**EXCERPTED DATA**
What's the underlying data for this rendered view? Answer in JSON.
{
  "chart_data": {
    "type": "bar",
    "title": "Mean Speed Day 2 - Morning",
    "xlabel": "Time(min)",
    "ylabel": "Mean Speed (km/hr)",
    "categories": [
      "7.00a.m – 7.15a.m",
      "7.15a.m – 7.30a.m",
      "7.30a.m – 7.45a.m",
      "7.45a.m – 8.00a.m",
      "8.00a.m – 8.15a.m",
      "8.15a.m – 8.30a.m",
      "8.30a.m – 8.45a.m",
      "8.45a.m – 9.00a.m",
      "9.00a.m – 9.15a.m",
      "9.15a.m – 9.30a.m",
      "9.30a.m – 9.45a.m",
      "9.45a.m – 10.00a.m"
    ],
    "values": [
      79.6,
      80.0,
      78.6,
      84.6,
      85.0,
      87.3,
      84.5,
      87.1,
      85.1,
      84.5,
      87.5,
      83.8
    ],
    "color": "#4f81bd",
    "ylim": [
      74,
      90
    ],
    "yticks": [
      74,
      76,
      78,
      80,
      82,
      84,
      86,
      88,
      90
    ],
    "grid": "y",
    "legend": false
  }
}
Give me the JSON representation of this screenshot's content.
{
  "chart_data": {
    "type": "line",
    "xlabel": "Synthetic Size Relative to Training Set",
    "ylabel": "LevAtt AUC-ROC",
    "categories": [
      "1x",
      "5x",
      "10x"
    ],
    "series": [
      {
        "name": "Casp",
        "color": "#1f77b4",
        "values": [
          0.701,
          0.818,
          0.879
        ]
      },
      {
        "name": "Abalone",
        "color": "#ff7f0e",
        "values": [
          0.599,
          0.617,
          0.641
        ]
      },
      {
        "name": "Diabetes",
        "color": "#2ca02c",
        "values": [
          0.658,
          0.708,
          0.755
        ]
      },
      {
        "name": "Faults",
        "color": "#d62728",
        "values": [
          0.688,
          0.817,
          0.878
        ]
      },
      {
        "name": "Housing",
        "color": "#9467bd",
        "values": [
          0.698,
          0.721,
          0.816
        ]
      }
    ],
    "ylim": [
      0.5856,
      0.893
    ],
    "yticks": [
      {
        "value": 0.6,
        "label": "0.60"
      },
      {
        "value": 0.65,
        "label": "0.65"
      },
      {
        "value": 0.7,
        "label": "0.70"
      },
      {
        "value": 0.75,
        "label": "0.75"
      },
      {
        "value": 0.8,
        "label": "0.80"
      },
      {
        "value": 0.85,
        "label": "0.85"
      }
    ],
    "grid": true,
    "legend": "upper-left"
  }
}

**EXERCISE GOAL**
Your task is to repeat every line exactly.

**SOLUTION**
What's the underlying data for this rendered view? Answer in JSON.
{
  "chart_data": {
    "type": "bar",
    "title": "Mean Speed Day 2 - Morning",
    "xlabel": "Time(min)",
    "ylabel": "Mean Speed (km/hr)",
    "categories": [
      "7.00a.m – 7.15a.m",
      "7.15a.m – 7.30a.m",
      "7.30a.m – 7.45a.m",
      "7.45a.m – 8.00a.m",
      "8.00a.m – 8.15a.m",
      "8.15a.m – 8.30a.m",
      "8.30a.m – 8.45a.m",
      "8.45a.m – 9.00a.m",
      "9.00a.m – 9.15a.m",
      "9.15a.m – 9.30a.m",
      "9.30a.m – 9.45a.m",
      "9.45a.m – 10.00a.m"
    ],
    "values": [
      79.6,
      80.0,
      78.6,
      84.6,
      85.0,
      87.3,
      84.5,
      87.1,
      85.1,
      84.5,
      87.5,
      83.8
    ],
    "color": "#4f81bd",
    "ylim": [
      74,
      90
    ],
    "yticks": [
      74,
      76,
      78,
      80,
      82,
      84,
      86,
      88,
      90
    ],
    "grid": "y",
    "legend": false
  }
}
Give me the JSON representation of this screenshot's content.
{
  "chart_data": {
    "type": "line",
    "xlabel": "Synthetic Size Relative to Training Set",
    "ylabel": "LevAtt AUC-ROC",
    "categories": [
      "1x",
      "5x",
      "10x"
    ],
    "series": [
      {
        "name": "Casp",
        "color": "#1f77b4",
        "values": [
          0.701,
          0.818,
          0.879
        ]
      },
      {
        "name": "Abalone",
        "color": "#ff7f0e",
        "values": [
          0.599,
          0.617,
          0.641
        ]
      },
      {
        "name": "Diabetes",
        "color": "#2ca02c",
        "values": [
          0.658,
          0.708,
          0.755
        ]
      },
      {
        "name": "Faults",
        "color": "#d62728",
        "values": [
          0.688,
          0.817,
          0.878
        ]
      },
      {
        "name": "Housing",
        "color": "#9467bd",
        "values": [
          0.698,
          0.721,
          0.816
        ]
      }
    ],
    "ylim": [
      0.5856,
      0.893
    ],
    "yticks": [
      {
        "value": 0.6,
        "label": "0.60"
      },
      {
        "value": 0.65,
        "label": "0.65"
      },
      {
        "value": 0.7,
        "label": "0.70"
      },
      {
        "value": 0.75,
        "label": "0.75"
      },
      {
        "value": 0.8,
        "label": "0.80"
      },
      {
        "value": 0.85,
        "label": "0.85"
      }
    ],
    "grid": true,
    "legend": "upper-left"
  }
}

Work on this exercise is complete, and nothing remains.